┌──

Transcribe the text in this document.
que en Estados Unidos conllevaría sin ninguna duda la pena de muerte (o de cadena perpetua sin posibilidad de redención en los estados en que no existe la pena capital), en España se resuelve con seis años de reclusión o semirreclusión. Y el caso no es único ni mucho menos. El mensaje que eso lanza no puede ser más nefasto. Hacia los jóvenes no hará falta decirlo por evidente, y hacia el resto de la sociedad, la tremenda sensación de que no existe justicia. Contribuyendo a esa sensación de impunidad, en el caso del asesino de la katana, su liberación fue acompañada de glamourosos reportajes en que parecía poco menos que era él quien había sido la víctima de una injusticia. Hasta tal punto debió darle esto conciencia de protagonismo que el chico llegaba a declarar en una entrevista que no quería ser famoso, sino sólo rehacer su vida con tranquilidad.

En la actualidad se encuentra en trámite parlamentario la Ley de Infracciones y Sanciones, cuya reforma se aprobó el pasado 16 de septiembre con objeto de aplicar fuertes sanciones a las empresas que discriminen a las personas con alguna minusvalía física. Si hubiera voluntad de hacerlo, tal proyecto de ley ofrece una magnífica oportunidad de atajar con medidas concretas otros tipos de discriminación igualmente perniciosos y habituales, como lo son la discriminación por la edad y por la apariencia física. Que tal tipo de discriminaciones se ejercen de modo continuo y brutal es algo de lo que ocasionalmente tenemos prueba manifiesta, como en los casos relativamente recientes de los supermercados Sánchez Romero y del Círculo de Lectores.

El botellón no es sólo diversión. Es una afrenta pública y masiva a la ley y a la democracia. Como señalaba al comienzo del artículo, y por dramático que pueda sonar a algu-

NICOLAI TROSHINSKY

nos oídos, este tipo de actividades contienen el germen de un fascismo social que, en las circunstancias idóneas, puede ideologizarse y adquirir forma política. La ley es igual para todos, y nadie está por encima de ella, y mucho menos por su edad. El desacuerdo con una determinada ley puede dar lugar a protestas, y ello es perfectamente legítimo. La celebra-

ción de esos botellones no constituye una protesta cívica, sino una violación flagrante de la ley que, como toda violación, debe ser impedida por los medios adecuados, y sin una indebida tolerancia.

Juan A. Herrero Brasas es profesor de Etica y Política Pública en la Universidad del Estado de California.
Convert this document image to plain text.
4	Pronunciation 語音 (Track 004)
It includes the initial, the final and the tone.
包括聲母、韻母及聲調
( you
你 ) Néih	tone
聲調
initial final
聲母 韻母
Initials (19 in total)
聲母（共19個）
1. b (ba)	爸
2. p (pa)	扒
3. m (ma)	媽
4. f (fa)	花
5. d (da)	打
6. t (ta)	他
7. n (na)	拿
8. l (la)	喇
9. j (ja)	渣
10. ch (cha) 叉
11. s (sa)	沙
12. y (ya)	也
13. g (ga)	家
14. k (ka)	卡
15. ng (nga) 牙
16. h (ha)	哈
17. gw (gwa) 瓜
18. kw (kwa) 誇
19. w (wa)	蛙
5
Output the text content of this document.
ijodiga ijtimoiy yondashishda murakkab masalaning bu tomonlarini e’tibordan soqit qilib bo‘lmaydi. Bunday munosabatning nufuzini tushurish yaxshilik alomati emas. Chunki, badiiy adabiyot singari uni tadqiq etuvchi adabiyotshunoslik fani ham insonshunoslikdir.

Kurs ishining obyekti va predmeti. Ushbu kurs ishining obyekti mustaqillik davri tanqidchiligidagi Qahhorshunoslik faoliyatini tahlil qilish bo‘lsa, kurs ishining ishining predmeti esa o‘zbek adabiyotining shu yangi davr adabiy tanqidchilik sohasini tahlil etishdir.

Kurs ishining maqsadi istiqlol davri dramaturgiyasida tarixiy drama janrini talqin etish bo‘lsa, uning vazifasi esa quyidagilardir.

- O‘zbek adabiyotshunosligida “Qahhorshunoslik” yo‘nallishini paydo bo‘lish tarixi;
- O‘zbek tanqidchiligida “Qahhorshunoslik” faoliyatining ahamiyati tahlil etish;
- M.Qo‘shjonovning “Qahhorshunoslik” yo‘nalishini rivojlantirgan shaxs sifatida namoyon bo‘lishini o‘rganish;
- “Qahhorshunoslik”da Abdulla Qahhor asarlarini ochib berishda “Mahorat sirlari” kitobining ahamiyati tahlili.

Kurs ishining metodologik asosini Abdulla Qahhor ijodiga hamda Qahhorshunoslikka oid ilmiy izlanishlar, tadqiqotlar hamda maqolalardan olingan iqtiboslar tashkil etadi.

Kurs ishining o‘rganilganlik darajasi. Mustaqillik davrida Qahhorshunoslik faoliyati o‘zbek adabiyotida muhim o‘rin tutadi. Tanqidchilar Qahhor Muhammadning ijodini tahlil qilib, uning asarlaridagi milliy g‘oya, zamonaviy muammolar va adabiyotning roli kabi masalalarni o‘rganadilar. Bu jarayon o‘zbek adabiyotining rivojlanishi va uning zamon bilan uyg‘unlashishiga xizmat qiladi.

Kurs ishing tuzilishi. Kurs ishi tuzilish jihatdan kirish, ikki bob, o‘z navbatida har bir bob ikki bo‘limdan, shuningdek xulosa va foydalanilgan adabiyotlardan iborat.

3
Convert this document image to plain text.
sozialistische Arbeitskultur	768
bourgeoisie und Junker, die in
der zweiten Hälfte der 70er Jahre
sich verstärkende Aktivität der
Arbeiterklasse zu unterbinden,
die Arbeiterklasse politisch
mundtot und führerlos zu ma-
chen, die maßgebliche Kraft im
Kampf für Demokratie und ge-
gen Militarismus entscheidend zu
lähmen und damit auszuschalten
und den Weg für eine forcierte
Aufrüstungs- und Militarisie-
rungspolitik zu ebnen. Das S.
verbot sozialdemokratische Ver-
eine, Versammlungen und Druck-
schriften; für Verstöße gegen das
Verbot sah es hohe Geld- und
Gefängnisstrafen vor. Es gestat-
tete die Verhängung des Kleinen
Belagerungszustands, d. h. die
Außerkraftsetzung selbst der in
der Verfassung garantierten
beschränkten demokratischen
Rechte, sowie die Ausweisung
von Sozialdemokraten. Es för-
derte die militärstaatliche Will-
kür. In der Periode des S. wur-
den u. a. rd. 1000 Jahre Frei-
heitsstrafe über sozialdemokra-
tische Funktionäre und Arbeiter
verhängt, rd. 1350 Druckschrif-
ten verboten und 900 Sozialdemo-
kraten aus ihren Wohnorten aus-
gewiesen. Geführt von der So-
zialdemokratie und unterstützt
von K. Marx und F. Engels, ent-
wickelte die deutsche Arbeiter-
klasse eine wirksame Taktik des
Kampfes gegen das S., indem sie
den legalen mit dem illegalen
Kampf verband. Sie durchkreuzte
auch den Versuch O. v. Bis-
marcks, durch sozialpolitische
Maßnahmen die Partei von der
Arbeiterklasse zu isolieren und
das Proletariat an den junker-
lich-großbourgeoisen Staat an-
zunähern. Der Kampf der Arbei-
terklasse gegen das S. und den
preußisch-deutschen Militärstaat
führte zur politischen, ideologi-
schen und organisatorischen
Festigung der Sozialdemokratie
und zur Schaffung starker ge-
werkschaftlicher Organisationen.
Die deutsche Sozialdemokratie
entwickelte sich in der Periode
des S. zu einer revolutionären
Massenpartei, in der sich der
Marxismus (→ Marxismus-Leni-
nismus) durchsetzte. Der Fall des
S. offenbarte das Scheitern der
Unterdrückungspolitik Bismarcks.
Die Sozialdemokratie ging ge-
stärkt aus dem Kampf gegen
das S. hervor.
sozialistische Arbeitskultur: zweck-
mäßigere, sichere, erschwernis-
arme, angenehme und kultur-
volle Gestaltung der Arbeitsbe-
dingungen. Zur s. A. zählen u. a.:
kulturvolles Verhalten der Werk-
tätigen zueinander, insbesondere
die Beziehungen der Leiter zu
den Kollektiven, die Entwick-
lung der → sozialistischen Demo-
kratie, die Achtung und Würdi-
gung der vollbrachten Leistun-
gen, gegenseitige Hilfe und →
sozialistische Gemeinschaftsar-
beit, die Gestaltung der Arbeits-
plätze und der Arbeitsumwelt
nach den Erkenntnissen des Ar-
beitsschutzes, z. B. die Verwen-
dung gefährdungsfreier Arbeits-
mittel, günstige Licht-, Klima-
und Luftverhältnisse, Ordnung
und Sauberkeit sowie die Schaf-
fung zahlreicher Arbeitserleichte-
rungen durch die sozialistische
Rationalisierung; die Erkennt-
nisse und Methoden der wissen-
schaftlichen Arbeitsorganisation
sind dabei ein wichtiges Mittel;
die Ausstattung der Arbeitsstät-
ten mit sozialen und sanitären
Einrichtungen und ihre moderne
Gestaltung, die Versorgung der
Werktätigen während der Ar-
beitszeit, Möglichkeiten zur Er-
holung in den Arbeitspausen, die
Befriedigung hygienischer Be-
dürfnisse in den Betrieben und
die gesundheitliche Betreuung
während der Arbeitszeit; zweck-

└──

GOAL = Show all lines from the records above where the word "zbek" occurs.

THE RESPONSE =
Kurs ishining obyekti va predmeti. Ushbu kurs ishining obyekti mustaqillik davri tanqidchiligidagi Qahhorshunoslik faoliyatini tahlil qilish bo‘lsa, kurs ishining ishining predmeti esa o‘zbek adabiyotining shu yangi davr adabiy tanqidchilik sohasini tahlil etishdir.
- O‘zbek adabiyotshunosligida “Qahhorshunoslik” yo‘nallishini paydo bo‘lish tarixi;
- O‘zbek tanqidchiligida “Qahhorshunoslik” faoliyatining ahamiyati tahlil etish;
Kurs ishining o‘rganilganlik darajasi. Mustaqillik davrida Qahhorshunoslik faoliyati o‘zbek adabiyotida muhim o‘rin tutadi. Tanqidchilar Qahhor Muhammadning ijodini tahlil qilib, uning asarlaridagi milliy g‘oya, zamonaviy muammolar va adabiyotning roli kabi masalalarni o‘rganadilar. Bu jarayon o‘zbek adabiyotining rivojlanishi va uning zamon bilan uyg‘unlashishiga xizmat qiladi.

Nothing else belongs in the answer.